◆ The request
In the listing below, count the lines containing the string "South" and state only the number.

◆ Records
____________________

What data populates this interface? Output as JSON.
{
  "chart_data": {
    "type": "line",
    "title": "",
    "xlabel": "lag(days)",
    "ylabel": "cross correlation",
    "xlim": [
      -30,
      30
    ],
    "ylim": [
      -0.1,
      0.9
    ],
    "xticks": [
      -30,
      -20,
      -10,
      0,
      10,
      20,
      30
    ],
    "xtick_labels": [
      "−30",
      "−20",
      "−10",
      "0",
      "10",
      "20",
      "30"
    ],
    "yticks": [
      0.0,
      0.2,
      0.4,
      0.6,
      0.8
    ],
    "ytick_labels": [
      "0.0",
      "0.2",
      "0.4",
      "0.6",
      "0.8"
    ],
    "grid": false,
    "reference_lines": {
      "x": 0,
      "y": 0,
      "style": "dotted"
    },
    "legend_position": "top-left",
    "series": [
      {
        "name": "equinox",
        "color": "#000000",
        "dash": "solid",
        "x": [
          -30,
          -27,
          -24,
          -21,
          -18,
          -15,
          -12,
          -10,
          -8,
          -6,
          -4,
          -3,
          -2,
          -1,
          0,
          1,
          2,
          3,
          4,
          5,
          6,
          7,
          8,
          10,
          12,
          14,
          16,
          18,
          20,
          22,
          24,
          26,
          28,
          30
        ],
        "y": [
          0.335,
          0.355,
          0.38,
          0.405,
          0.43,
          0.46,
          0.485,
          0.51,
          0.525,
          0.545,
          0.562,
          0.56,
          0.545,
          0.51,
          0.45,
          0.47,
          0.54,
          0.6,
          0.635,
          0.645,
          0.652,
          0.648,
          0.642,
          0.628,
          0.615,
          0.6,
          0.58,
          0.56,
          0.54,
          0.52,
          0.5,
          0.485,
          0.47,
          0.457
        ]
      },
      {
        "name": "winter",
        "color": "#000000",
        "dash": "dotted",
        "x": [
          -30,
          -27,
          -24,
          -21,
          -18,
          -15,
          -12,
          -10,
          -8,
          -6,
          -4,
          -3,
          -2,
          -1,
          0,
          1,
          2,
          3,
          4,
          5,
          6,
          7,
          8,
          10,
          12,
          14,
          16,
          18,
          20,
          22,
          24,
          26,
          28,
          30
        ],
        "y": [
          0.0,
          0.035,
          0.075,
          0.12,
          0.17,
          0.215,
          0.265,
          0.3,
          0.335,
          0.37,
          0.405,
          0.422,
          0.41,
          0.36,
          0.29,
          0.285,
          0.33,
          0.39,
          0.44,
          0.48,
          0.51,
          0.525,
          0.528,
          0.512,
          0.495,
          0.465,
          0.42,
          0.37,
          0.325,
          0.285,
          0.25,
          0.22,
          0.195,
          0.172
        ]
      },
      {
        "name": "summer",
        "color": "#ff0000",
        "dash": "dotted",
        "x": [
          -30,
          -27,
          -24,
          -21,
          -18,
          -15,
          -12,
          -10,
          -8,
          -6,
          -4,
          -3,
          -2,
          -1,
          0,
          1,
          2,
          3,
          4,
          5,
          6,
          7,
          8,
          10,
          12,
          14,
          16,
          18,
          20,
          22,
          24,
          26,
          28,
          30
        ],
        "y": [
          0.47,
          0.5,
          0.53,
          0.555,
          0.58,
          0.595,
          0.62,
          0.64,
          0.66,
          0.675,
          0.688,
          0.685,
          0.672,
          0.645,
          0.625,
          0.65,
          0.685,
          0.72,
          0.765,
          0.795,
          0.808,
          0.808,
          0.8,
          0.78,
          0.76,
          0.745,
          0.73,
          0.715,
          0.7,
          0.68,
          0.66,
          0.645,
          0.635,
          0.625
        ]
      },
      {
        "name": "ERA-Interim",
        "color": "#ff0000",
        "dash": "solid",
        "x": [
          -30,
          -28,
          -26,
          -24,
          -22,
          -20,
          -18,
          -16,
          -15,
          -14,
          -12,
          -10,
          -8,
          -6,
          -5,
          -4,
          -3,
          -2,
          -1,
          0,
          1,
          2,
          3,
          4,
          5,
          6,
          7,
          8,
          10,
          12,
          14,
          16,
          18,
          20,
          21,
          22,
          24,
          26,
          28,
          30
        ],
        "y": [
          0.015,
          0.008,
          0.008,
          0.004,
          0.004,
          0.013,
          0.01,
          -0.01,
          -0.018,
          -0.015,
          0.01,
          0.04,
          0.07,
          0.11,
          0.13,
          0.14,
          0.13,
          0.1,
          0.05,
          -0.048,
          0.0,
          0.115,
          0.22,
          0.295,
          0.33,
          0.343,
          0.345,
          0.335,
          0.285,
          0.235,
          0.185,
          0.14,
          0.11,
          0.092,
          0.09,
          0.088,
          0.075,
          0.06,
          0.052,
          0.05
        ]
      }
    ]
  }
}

____________________

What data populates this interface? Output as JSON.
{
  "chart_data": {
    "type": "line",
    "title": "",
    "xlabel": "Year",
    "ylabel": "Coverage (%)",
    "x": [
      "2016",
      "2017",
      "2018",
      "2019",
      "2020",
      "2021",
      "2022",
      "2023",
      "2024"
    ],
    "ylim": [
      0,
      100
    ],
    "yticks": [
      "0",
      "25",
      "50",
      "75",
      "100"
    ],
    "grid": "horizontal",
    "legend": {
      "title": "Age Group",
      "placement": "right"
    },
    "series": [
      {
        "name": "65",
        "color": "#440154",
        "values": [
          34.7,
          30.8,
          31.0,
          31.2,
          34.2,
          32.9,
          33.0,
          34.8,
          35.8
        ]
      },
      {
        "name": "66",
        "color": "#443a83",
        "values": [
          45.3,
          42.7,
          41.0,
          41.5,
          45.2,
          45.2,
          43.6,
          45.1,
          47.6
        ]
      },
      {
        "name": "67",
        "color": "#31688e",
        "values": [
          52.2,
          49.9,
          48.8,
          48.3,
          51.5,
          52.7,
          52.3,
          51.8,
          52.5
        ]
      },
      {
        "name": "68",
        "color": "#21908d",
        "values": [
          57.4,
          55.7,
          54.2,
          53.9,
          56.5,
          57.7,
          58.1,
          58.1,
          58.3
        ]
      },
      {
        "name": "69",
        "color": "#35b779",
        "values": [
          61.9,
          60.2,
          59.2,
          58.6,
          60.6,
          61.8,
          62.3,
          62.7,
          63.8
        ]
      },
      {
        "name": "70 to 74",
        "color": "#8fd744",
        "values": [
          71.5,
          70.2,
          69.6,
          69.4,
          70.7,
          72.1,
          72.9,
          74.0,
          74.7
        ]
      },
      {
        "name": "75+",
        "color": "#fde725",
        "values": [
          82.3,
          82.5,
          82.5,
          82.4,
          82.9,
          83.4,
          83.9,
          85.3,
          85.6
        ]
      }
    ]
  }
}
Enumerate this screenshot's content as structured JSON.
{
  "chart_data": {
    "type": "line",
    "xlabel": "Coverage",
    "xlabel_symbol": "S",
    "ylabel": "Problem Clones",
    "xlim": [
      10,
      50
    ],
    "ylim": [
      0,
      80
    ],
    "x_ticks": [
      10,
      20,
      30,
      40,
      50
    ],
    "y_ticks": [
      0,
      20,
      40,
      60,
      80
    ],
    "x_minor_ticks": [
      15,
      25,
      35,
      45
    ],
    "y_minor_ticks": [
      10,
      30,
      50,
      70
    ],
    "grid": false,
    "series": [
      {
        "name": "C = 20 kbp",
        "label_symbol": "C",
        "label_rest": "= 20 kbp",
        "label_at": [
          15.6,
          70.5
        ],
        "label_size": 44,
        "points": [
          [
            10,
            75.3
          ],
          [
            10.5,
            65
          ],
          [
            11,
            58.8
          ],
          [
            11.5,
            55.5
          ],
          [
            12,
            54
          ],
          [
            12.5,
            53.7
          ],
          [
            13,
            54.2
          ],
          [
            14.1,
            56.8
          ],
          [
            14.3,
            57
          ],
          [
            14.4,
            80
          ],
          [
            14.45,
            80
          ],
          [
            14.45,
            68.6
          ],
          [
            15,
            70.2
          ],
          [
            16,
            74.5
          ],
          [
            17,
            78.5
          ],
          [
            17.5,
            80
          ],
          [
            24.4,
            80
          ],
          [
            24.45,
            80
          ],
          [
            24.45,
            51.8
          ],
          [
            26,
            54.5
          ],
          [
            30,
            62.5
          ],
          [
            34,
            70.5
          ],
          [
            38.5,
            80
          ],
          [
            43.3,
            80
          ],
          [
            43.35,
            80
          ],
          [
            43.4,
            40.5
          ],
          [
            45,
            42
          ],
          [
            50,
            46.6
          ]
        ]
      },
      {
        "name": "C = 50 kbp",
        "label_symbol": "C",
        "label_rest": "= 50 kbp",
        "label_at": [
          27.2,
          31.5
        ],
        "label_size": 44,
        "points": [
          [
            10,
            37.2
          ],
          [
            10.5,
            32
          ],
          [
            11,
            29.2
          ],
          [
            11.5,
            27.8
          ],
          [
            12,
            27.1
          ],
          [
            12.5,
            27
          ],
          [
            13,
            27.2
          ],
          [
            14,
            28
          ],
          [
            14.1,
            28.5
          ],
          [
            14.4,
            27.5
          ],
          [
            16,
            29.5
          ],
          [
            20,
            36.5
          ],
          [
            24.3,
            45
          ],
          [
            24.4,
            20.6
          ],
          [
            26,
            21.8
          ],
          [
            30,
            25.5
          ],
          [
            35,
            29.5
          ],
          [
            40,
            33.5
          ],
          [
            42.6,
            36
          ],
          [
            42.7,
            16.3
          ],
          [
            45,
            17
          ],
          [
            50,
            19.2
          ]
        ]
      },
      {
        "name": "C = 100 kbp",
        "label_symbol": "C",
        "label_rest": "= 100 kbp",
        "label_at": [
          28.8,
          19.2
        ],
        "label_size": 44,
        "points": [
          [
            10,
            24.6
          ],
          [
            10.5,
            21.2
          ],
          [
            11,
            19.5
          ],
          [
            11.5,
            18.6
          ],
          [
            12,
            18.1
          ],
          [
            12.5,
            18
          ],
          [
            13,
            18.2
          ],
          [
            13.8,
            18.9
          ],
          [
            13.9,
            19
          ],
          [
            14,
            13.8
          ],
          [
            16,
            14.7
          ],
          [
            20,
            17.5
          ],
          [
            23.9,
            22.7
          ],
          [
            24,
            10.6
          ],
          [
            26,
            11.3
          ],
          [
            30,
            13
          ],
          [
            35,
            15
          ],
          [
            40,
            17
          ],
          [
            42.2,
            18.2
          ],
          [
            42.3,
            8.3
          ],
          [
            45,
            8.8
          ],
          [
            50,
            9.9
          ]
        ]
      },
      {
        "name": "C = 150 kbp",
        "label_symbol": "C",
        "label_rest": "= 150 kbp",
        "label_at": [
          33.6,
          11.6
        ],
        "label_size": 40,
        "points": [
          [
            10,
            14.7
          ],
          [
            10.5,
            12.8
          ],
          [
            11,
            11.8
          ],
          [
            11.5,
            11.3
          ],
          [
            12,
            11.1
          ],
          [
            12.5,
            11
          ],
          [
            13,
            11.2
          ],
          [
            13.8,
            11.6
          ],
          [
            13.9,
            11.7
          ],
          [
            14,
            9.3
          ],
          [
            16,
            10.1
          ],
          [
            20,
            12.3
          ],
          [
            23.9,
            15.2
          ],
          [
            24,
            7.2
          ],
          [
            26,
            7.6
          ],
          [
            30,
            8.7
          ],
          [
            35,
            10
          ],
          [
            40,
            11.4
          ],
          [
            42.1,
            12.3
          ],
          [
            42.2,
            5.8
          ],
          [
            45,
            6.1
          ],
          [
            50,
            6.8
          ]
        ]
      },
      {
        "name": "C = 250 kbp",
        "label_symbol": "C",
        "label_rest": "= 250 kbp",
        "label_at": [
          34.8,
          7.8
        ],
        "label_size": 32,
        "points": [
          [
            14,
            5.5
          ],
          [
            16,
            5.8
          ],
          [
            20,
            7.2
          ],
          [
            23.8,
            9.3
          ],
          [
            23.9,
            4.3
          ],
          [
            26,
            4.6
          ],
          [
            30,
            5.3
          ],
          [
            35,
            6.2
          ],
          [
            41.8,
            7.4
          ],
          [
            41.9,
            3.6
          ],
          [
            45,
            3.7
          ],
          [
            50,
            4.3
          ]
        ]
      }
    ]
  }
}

____________________

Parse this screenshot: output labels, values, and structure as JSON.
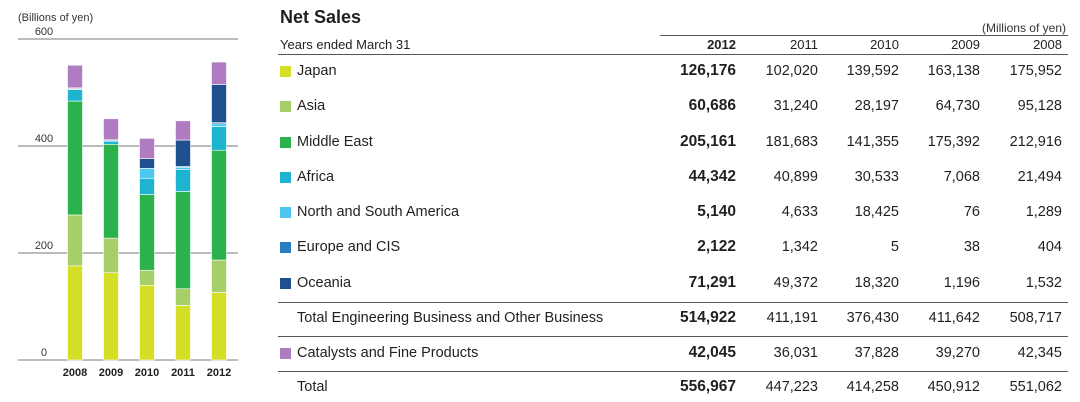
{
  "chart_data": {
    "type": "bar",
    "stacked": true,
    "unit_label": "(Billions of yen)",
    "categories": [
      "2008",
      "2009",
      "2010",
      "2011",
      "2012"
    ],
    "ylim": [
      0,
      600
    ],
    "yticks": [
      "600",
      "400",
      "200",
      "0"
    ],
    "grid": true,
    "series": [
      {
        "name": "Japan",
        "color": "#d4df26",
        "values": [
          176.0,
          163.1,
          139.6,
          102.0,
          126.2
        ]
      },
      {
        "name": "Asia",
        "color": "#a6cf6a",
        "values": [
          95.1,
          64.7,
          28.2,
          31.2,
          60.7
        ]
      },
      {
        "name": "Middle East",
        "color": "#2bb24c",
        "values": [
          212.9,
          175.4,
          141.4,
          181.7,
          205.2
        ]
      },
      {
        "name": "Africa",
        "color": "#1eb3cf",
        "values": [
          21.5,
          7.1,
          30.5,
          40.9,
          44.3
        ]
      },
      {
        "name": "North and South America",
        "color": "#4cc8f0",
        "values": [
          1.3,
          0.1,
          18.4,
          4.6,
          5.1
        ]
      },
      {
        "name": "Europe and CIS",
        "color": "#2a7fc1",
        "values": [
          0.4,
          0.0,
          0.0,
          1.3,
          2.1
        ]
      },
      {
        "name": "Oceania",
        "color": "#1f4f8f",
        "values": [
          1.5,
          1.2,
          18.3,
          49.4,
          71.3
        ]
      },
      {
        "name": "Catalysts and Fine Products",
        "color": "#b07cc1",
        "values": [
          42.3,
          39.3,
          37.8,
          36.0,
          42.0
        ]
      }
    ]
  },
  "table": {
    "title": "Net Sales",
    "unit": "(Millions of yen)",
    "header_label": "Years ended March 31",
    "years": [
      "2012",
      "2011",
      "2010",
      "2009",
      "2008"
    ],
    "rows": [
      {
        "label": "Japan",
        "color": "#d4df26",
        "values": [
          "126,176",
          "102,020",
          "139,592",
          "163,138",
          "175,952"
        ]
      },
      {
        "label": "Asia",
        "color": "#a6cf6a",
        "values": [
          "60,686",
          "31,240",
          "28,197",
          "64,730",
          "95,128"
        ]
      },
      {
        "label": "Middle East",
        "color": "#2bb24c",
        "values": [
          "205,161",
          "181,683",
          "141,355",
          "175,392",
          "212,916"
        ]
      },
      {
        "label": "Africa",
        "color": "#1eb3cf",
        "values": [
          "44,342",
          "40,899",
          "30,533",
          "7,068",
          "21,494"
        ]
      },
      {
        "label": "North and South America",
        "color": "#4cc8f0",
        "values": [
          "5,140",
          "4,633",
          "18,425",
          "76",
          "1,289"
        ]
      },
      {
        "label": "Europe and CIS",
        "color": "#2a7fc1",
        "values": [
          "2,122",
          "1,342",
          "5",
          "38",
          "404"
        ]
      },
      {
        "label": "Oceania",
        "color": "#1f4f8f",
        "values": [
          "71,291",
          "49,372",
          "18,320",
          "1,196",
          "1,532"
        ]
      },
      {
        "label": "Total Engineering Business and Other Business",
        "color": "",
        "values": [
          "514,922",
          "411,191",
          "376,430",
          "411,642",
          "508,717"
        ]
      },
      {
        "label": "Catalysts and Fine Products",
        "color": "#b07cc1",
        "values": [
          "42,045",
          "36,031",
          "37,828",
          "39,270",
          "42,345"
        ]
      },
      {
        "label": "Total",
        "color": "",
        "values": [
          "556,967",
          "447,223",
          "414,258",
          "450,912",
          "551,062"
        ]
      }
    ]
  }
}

____________________

◆ Exercise result
2